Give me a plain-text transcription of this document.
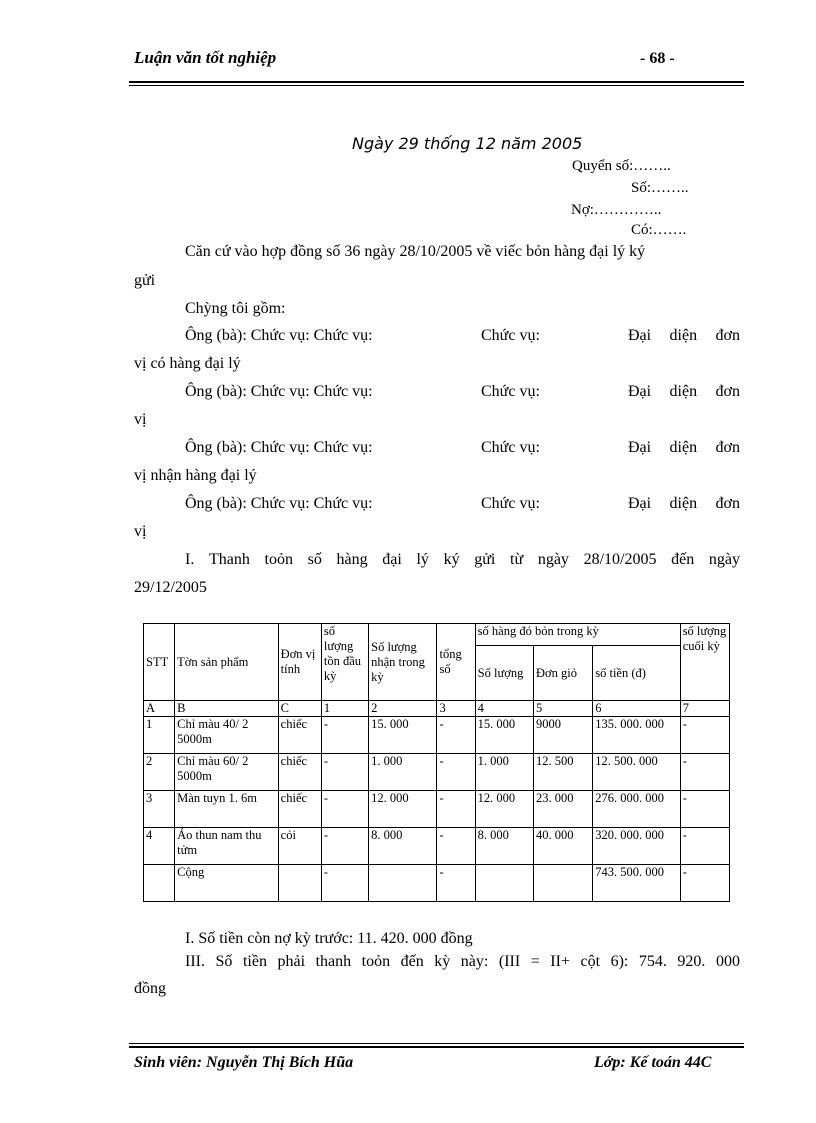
Luận văn tốt nghiệp	- 68 -
Ngày 29 thống 12 năm 2005
Quyển số:……..
Số:……..
Nợ:…………..
Có:…….
Căn cứ vào hợp đồng số 36 ngày 28/10/2005 về viếc bỏn hàng đại lý ký
gửi
Chỳng tôi gồm:
Ông (bà): Chức vụ: Chức vụ:	Chức vụ:	Đại diện đơn
vị có hàng đại lý
Ông (bà): Chức vụ: Chức vụ:	Chức vụ:	Đại diện đơn
vị
Ông (bà): Chức vụ: Chức vụ:	Chức vụ:	Đại diện đơn
vị nhận hàng đại lý
Ông (bà): Chức vụ: Chức vụ:	Chức vụ:	Đại diện đơn
vị
I. Thanh toỏn số hàng đại lý ký gửi từ ngày 28/10/2005 đến ngày
29/12/2005
STT	Tờn sản phẩm	Đơn vị tính	số lượng tồn đầu kỳ	Số lượng nhận trong kỳ	tổng số	số hàng đó bỏn trong kỳ			số lượng cuối kỳ
						Số lượng	Đơn giỏ	số tiền (đ)	
A	B	C	1	2	3	4	5	6	7
1	Chỉ màu 40/ 2 5000m	chiếc	-	15. 000	-	15. 000	9000	135. 000. 000	-
2	Chỉ màu 60/ 2 5000m	chiếc	-	1. 000	-	1. 000	12. 500	12. 500. 000	-
3	Màn tuyn 1. 6m	chiếc	-	12. 000	-	12. 000	23. 000	276. 000. 000	-
4	Áo thun nam thu tửm	cỏi	-	8. 000	-	8. 000	40. 000	320. 000. 000	-
	Cộng		-		-			743. 500. 000	-
I. Số tiền còn nợ kỳ trước: 11. 420. 000 đồng
III. Số tiền phải thanh toỏn đến kỳ này: (III = II+ cột 6): 754. 920. 000
đồng
Sinh viên: Nguyễn Thị Bích Hũa	Lớp: Kế toán 44C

___

* Directive:
Without the pictures, extract every entry verbatim.

* Solution:
Give me a plain-text transcription of this document.
Luận văn tốt nghiệp	- 68 -
Ngày 29 thống 12 năm 2005
Quyển số:……..
Số:……..
Nợ:…………..
Có:…….
Căn cứ vào hợp đồng số 36 ngày 28/10/2005 về viếc bỏn hàng đại lý ký
gửi
Chỳng tôi gồm:
Ông (bà): Chức vụ: Chức vụ:	Chức vụ:	Đại diện đơn
vị có hàng đại lý
Ông (bà): Chức vụ: Chức vụ:	Chức vụ:	Đại diện đơn
vị
Ông (bà): Chức vụ: Chức vụ:	Chức vụ:	Đại diện đơn
vị nhận hàng đại lý
Ông (bà): Chức vụ: Chức vụ:	Chức vụ:	Đại diện đơn
vị
I. Thanh toỏn số hàng đại lý ký gửi từ ngày 28/10/2005 đến ngày
29/12/2005
STT	Tờn sản phẩm	Đơn vị tính	số lượng tồn đầu kỳ	Số lượng nhận trong kỳ	tổng số	số hàng đó bỏn trong kỳ			số lượng cuối kỳ
						Số lượng	Đơn giỏ	số tiền (đ)	
A	B	C	1	2	3	4	5	6	7
1	Chỉ màu 40/ 2 5000m	chiếc	-	15. 000	-	15. 000	9000	135. 000. 000	-
2	Chỉ màu 60/ 2 5000m	chiếc	-	1. 000	-	1. 000	12. 500	12. 500. 000	-
3	Màn tuyn 1. 6m	chiếc	-	12. 000	-	12. 000	23. 000	276. 000. 000	-
4	Áo thun nam thu tửm	cỏi	-	8. 000	-	8. 000	40. 000	320. 000. 000	-
	Cộng		-		-			743. 500. 000	-
I. Số tiền còn nợ kỳ trước: 11. 420. 000 đồng
III. Số tiền phải thanh toỏn đến kỳ này: (III = II+ cột 6): 754. 920. 000
đồng
Sinh viên: Nguyễn Thị Bích Hũa	Lớp: Kế toán 44C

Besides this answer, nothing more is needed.